Scan the material below for the string "nUnt", and copy every line where it shows up.

(Extracted records)
* * *
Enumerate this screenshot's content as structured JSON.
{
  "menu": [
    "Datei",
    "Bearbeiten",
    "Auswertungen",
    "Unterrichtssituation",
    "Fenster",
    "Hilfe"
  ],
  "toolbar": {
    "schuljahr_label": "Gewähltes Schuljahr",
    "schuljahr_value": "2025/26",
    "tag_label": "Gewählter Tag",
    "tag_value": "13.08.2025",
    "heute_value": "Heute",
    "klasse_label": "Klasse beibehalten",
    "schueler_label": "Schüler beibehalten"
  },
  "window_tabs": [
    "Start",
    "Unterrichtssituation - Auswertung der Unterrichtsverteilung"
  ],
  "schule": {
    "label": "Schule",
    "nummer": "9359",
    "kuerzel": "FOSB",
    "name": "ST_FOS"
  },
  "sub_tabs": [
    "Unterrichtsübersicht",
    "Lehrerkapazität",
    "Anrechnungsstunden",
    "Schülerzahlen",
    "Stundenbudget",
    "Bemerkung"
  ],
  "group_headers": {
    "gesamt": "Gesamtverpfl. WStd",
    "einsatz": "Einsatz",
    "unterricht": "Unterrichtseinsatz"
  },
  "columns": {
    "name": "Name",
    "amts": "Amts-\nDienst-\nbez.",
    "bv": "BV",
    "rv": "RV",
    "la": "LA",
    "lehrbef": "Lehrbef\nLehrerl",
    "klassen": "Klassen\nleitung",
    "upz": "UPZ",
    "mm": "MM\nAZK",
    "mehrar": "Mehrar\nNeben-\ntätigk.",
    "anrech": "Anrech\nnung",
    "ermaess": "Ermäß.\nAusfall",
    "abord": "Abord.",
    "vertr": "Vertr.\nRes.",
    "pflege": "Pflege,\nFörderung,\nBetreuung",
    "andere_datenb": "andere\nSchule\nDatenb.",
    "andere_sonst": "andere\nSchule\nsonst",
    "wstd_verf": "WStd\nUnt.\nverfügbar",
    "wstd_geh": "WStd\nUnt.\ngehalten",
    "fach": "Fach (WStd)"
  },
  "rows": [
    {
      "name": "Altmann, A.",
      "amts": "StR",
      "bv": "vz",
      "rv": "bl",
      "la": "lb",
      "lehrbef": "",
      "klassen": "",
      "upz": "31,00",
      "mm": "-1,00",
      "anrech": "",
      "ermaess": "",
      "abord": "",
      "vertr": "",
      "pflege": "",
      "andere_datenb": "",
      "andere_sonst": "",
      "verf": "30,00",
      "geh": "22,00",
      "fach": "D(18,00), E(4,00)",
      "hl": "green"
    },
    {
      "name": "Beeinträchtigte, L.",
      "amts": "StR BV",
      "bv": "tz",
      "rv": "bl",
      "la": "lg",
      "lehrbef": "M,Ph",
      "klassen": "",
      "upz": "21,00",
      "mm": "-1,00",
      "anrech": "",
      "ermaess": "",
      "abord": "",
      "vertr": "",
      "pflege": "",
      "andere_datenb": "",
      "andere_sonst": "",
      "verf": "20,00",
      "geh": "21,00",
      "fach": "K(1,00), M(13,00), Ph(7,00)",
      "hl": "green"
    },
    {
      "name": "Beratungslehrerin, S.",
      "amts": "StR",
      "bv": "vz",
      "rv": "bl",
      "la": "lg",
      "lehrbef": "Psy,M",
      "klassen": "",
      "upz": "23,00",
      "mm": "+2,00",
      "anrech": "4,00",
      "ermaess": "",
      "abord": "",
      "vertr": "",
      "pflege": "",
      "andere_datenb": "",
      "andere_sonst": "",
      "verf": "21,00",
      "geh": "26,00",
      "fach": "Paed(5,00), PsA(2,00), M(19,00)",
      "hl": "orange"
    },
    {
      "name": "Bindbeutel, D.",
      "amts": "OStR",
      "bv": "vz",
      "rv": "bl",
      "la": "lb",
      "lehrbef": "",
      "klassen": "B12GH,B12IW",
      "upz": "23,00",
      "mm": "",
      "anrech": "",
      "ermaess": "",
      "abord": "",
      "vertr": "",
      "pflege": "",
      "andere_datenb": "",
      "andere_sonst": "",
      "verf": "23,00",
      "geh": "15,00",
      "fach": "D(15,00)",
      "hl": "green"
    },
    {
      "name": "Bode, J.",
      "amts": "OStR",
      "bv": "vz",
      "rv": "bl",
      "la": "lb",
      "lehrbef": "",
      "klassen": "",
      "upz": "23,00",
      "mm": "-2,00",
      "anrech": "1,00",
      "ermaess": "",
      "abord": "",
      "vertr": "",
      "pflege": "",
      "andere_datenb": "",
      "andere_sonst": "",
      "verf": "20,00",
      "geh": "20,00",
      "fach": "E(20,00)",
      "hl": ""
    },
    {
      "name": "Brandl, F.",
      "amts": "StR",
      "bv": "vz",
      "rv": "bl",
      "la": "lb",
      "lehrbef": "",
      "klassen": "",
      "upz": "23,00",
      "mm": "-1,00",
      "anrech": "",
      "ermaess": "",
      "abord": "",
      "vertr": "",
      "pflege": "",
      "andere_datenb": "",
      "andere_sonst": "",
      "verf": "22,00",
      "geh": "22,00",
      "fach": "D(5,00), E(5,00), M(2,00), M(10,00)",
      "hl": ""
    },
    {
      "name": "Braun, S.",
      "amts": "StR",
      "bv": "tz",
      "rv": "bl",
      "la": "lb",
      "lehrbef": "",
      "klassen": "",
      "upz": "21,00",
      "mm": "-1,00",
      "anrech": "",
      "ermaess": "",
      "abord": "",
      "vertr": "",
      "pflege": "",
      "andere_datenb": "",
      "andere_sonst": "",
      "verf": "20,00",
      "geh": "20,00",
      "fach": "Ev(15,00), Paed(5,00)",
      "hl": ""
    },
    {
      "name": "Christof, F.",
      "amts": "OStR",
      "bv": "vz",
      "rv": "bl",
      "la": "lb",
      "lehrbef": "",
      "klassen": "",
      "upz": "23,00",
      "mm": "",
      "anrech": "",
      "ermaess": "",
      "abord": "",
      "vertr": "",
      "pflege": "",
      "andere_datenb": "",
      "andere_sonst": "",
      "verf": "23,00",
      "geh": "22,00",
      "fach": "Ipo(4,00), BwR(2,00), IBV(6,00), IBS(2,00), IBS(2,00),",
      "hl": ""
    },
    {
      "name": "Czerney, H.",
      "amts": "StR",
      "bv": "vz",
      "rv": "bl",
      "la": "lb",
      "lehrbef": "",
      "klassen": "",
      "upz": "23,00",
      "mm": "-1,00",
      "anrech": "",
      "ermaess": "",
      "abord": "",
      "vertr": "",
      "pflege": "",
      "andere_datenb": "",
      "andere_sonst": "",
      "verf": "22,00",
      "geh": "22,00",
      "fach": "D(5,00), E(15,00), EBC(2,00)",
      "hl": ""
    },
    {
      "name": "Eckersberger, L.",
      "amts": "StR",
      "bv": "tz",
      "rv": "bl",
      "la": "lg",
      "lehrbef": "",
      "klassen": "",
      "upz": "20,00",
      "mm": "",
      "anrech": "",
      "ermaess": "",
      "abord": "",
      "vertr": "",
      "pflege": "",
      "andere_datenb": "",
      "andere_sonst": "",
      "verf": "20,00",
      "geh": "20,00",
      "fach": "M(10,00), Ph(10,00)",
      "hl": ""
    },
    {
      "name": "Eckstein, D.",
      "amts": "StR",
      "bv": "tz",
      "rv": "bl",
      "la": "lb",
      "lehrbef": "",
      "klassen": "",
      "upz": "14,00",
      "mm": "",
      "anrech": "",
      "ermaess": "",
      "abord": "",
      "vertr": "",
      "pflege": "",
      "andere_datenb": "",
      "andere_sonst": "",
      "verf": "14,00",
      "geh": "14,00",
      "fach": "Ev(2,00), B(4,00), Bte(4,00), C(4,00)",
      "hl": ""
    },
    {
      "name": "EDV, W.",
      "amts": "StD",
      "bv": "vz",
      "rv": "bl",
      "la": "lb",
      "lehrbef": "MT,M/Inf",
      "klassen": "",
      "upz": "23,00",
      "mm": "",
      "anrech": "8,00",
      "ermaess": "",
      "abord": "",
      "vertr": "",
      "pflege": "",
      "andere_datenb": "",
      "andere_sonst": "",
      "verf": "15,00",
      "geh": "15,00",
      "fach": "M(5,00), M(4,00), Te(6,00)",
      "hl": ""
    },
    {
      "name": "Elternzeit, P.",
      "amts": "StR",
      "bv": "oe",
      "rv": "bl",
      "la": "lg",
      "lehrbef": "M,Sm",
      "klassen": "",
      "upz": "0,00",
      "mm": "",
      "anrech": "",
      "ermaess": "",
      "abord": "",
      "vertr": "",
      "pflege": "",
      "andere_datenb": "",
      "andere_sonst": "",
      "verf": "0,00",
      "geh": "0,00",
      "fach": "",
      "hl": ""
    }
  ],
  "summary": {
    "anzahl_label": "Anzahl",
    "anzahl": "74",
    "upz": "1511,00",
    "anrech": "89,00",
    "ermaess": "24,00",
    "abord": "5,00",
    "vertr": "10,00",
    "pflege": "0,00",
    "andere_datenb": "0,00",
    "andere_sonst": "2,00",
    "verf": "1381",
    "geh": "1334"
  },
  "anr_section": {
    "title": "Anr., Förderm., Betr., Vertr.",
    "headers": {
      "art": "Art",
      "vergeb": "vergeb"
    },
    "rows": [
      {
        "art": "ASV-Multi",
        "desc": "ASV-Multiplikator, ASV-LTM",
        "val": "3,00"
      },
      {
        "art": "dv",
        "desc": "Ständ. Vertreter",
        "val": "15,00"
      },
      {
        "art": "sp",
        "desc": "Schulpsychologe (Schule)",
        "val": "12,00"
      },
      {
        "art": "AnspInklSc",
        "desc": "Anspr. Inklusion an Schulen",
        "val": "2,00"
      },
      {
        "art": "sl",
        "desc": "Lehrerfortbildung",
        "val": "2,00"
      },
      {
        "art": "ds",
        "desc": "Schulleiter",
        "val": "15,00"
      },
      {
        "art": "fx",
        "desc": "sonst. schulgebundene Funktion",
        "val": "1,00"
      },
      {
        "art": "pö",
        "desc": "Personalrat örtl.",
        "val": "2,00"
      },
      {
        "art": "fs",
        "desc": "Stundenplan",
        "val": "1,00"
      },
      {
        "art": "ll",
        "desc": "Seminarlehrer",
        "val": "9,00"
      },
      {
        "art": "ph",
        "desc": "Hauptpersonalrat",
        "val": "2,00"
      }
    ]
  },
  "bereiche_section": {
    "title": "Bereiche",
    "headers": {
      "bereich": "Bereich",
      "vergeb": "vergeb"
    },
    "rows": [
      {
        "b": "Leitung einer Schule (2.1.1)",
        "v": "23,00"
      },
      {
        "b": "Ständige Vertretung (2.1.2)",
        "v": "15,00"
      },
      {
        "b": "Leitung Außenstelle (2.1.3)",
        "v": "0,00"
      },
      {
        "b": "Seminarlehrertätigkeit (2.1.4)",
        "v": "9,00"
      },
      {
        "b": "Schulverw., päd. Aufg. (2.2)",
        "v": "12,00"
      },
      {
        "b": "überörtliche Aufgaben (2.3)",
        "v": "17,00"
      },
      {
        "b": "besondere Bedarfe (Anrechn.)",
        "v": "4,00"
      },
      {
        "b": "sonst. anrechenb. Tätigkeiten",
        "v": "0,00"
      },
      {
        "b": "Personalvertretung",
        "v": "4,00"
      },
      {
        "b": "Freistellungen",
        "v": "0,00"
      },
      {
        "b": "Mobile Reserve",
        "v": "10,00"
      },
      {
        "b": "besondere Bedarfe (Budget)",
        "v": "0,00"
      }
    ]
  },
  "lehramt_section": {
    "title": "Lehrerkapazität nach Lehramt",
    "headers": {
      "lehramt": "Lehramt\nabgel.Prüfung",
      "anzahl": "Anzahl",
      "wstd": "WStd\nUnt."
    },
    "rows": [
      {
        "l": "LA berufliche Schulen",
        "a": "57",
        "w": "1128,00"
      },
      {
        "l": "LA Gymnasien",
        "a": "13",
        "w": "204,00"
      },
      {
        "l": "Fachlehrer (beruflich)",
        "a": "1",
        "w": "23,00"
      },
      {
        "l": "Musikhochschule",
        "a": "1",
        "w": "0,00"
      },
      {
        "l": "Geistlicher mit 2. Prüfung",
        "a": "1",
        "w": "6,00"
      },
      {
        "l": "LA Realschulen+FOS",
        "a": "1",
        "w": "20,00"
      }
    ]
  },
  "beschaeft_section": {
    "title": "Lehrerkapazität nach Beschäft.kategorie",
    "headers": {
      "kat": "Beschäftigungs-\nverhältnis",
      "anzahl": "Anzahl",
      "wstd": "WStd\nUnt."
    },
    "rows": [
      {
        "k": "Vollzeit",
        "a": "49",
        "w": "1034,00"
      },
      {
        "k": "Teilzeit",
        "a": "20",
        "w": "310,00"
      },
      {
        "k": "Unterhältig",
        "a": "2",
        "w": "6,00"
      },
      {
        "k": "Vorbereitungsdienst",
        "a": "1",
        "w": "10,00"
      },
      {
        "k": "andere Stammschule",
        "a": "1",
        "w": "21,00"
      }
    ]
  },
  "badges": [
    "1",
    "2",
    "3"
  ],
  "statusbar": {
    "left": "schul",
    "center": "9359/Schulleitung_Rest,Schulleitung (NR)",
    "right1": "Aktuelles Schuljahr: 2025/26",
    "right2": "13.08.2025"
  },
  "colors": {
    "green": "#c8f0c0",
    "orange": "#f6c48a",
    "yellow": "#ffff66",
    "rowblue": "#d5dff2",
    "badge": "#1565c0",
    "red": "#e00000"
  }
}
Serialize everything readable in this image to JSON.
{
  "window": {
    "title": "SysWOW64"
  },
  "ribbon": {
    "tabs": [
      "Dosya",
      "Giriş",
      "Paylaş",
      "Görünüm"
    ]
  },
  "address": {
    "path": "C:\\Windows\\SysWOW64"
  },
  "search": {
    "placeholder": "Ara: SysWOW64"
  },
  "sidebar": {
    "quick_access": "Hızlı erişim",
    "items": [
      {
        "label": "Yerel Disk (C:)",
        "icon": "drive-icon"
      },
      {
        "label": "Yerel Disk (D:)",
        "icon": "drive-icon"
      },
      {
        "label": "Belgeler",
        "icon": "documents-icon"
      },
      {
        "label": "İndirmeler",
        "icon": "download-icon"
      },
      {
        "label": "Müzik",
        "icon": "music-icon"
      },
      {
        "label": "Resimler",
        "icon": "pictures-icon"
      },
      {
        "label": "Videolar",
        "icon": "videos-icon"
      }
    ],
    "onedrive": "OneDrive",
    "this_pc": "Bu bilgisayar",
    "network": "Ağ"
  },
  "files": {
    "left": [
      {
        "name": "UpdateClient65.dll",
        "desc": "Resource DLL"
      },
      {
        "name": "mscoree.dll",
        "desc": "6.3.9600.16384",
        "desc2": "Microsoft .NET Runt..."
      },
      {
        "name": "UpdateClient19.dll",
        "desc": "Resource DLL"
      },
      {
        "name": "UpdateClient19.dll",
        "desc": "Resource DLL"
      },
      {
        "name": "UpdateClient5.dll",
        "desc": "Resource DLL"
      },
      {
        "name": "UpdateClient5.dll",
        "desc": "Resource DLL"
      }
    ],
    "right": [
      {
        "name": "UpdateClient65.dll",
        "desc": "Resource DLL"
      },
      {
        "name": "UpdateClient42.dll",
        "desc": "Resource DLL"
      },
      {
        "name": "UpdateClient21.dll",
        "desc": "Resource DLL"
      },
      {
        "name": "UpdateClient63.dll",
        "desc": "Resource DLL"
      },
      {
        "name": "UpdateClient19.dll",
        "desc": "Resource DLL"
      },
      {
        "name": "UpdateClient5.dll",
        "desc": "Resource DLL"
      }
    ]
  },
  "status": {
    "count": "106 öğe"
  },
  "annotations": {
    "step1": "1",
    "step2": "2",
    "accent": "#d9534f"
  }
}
* * *
* [Solution to the problem]
    "wstd_verf": "WStd\nUnt.\nverfügbar",
    "wstd_geh": "WStd\nUnt.\ngehalten",
      "wstd": "WStd\nUnt."
      "wstd": "WStd\nUnt."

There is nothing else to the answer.